Stored data

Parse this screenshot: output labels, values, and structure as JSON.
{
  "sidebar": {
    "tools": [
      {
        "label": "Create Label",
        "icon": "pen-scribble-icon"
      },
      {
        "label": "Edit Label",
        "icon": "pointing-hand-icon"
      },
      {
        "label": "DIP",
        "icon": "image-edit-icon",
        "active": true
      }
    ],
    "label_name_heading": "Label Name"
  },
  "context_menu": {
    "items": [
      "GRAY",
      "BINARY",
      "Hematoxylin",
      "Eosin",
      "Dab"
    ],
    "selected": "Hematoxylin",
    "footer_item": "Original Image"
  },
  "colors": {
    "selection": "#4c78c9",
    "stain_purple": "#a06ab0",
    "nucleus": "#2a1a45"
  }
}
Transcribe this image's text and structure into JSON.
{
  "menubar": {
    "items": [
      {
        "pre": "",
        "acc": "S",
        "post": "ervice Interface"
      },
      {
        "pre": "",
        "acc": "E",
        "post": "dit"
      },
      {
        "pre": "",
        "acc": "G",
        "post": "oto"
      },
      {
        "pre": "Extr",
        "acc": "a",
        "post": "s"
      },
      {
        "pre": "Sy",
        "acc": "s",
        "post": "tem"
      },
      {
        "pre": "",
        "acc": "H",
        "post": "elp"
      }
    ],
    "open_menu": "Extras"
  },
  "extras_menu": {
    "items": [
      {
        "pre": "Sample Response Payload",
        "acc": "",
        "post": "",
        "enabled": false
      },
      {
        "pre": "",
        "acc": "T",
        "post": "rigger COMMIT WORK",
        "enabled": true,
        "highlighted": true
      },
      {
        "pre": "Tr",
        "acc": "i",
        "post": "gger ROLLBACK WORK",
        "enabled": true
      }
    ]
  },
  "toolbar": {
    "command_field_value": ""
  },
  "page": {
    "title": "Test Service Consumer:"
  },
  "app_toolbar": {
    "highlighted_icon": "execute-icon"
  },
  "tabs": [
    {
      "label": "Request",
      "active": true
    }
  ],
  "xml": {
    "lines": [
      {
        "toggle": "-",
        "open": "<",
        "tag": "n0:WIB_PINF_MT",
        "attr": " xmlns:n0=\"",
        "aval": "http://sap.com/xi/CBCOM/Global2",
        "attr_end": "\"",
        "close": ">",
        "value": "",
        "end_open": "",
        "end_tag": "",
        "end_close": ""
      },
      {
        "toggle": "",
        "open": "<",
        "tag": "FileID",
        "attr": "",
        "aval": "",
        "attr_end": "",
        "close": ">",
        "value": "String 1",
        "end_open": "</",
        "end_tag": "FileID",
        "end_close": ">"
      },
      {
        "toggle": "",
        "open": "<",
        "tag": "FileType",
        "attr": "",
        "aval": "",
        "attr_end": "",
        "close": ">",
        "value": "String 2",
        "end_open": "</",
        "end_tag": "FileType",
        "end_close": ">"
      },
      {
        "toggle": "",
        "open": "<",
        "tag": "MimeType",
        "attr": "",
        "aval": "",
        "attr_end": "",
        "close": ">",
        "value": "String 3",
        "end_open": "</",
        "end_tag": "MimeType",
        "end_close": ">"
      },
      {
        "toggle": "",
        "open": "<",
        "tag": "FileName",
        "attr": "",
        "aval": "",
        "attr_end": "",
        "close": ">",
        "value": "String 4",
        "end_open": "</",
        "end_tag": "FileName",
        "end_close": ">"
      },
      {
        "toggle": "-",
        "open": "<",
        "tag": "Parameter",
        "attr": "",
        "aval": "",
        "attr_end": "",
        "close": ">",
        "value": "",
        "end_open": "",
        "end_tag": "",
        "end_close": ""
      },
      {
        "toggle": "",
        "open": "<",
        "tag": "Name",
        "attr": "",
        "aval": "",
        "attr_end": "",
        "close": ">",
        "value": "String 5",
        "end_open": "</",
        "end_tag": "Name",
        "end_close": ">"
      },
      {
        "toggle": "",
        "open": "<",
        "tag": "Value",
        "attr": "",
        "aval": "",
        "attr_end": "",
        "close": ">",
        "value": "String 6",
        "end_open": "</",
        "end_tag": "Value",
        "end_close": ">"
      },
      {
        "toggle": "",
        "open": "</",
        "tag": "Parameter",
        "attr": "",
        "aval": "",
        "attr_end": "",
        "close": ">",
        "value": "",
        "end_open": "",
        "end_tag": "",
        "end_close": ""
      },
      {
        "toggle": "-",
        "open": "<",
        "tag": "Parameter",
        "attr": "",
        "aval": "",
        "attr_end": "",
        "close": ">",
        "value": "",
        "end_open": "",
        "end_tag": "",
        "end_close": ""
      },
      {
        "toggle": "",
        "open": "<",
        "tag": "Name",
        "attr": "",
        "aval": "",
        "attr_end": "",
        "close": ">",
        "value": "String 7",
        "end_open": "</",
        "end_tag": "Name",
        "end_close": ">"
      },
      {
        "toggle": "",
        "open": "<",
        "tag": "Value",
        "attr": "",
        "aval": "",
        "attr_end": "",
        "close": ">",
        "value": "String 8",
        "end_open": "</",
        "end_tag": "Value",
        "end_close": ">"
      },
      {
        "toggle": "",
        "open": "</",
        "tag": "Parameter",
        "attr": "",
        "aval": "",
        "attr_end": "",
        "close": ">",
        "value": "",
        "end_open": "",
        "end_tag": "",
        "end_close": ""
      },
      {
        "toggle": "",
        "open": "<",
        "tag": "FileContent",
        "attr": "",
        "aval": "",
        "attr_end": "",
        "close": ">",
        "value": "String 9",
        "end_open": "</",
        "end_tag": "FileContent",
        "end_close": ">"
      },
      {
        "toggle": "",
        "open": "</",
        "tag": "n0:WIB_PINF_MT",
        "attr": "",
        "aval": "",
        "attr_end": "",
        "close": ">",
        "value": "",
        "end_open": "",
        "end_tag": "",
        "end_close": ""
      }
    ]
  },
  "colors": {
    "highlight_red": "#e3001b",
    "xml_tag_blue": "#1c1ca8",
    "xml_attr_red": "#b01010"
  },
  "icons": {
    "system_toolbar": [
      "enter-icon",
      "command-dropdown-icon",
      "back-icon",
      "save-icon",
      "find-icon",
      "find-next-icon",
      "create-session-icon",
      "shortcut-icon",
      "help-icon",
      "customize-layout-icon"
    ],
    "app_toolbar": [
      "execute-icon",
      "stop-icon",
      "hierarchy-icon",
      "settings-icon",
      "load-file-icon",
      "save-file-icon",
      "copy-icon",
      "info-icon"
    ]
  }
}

Exercise directions -
Make an exact copy of the records.

Full output -
Parse this screenshot: output labels, values, and structure as JSON.
{
  "sidebar": {
    "tools": [
      {
        "label": "Create Label",
        "icon": "pen-scribble-icon"
      },
      {
        "label": "Edit Label",
        "icon": "pointing-hand-icon"
      },
      {
        "label": "DIP",
        "icon": "image-edit-icon",
        "active": true
      }
    ],
    "label_name_heading": "Label Name"
  },
  "context_menu": {
    "items": [
      "GRAY",
      "BINARY",
      "Hematoxylin",
      "Eosin",
      "Dab"
    ],
    "selected": "Hematoxylin",
    "footer_item": "Original Image"
  },
  "colors": {
    "selection": "#4c78c9",
    "stain_purple": "#a06ab0",
    "nucleus": "#2a1a45"
  }
}
Transcribe this image's text and structure into JSON.
{
  "menubar": {
    "items": [
      {
        "pre": "",
        "acc": "S",
        "post": "ervice Interface"
      },
      {
        "pre": "",
        "acc": "E",
        "post": "dit"
      },
      {
        "pre": "",
        "acc": "G",
        "post": "oto"
      },
      {
        "pre": "Extr",
        "acc": "a",
        "post": "s"
      },
      {
        "pre": "Sy",
        "acc": "s",
        "post": "tem"
      },
      {
        "pre": "",
        "acc": "H",
        "post": "elp"
      }
    ],
    "open_menu": "Extras"
  },
  "extras_menu": {
    "items": [
      {
        "pre": "Sample Response Payload",
        "acc": "",
        "post": "",
        "enabled": false
      },
      {
        "pre": "",
        "acc": "T",
        "post": "rigger COMMIT WORK",
        "enabled": true,
        "highlighted": true
      },
      {
        "pre": "Tr",
        "acc": "i",
        "post": "gger ROLLBACK WORK",
        "enabled": true
      }
    ]
  },
  "toolbar": {
    "command_field_value": ""
  },
  "page": {
    "title": "Test Service Consumer:"
  },
  "app_toolbar": {
    "highlighted_icon": "execute-icon"
  },
  "tabs": [
    {
      "label": "Request",
      "active": true
    }
  ],
  "xml": {
    "lines": [
      {
        "toggle": "-",
        "open": "<",
        "tag": "n0:WIB_PINF_MT",
        "attr": " xmlns:n0=\"",
        "aval": "http://sap.com/xi/CBCOM/Global2",
        "attr_end": "\"",
        "close": ">",
        "value": "",
        "end_open": "",
        "end_tag": "",
        "end_close": ""
      },
      {
        "toggle": "",
        "open": "<",
        "tag": "FileID",
        "attr": "",
        "aval": "",
        "attr_end": "",
        "close": ">",
        "value": "String 1",
        "end_open": "</",
        "end_tag": "FileID",
        "end_close": ">"
      },
      {
        "toggle": "",
        "open": "<",
        "tag": "FileType",
        "attr": "",
        "aval": "",
        "attr_end": "",
        "close": ">",
        "value": "String 2",
        "end_open": "</",
        "end_tag": "FileType",
        "end_close": ">"
      },
      {
        "toggle": "",
        "open": "<",
        "tag": "MimeType",
        "attr": "",
        "aval": "",
        "attr_end": "",
        "close": ">",
        "value": "String 3",
        "end_open": "</",
        "end_tag": "MimeType",
        "end_close": ">"
      },
      {
        "toggle": "",
        "open": "<",
        "tag": "FileName",
        "attr": "",
        "aval": "",
        "attr_end": "",
        "close": ">",
        "value": "String 4",
        "end_open": "</",
        "end_tag": "FileName",
        "end_close": ">"
      },
      {
        "toggle": "-",
        "open": "<",
        "tag": "Parameter",
        "attr": "",
        "aval": "",
        "attr_end": "",
        "close": ">",
        "value": "",
        "end_open": "",
        "end_tag": "",
        "end_close": ""
      },
      {
        "toggle": "",
        "open": "<",
        "tag": "Name",
        "attr": "",
        "aval": "",
        "attr_end": "",
        "close": ">",
        "value": "String 5",
        "end_open": "</",
        "end_tag": "Name",
        "end_close": ">"
      },
      {
        "toggle": "",
        "open": "<",
        "tag": "Value",
        "attr": "",
        "aval": "",
        "attr_end": "",
        "close": ">",
        "value": "String 6",
        "end_open": "</",
        "end_tag": "Value",
        "end_close": ">"
      },
      {
        "toggle": "",
        "open": "</",
        "tag": "Parameter",
        "attr": "",
        "aval": "",
        "attr_end": "",
        "close": ">",
        "value": "",
        "end_open": "",
        "end_tag": "",
        "end_close": ""
      },
      {
        "toggle": "-",
        "open": "<",
        "tag": "Parameter",
        "attr": "",
        "aval": "",
        "attr_end": "",
        "close": ">",
        "value": "",
        "end_open": "",
        "end_tag": "",
        "end_close": ""
      },
      {
        "toggle": "",
        "open": "<",
        "tag": "Name",
        "attr": "",
        "aval": "",
        "attr_end": "",
        "close": ">",
        "value": "String 7",
        "end_open": "</",
        "end_tag": "Name",
        "end_close": ">"
      },
      {
        "toggle": "",
        "open": "<",
        "tag": "Value",
        "attr": "",
        "aval": "",
        "attr_end": "",
        "close": ">",
        "value": "String 8",
        "end_open": "</",
        "end_tag": "Value",
        "end_close": ">"
      },
      {
        "toggle": "",
        "open": "</",
        "tag": "Parameter",
        "attr": "",
        "aval": "",
        "attr_end": "",
        "close": ">",
        "value": "",
        "end_open": "",
        "end_tag": "",
        "end_close": ""
      },
      {
        "toggle": "",
        "open": "<",
        "tag": "FileContent",
        "attr": "",
        "aval": "",
        "attr_end": "",
        "close": ">",
        "value": "String 9",
        "end_open": "</",
        "end_tag": "FileContent",
        "end_close": ">"
      },
      {
        "toggle": "",
        "open": "</",
        "tag": "n0:WIB_PINF_MT",
        "attr": "",
        "aval": "",
        "attr_end": "",
        "close": ">",
        "value": "",
        "end_open": "",
        "end_tag": "",
        "end_close": ""
      }
    ]
  },
  "colors": {
    "highlight_red": "#e3001b",
    "xml_tag_blue": "#1c1ca8",
    "xml_attr_red": "#b01010"
  },
  "icons": {
    "system_toolbar": [
      "enter-icon",
      "command-dropdown-icon",
      "back-icon",
      "save-icon",
      "find-icon",
      "find-next-icon",
      "create-session-icon",
      "shortcut-icon",
      "help-icon",
      "customize-layout-icon"
    ],
    "app_toolbar": [
      "execute-icon",
      "stop-icon",
      "hierarchy-icon",
      "settings-icon",
      "load-file-icon",
      "save-file-icon",
      "copy-icon",
      "info-icon"
    ]
  }
}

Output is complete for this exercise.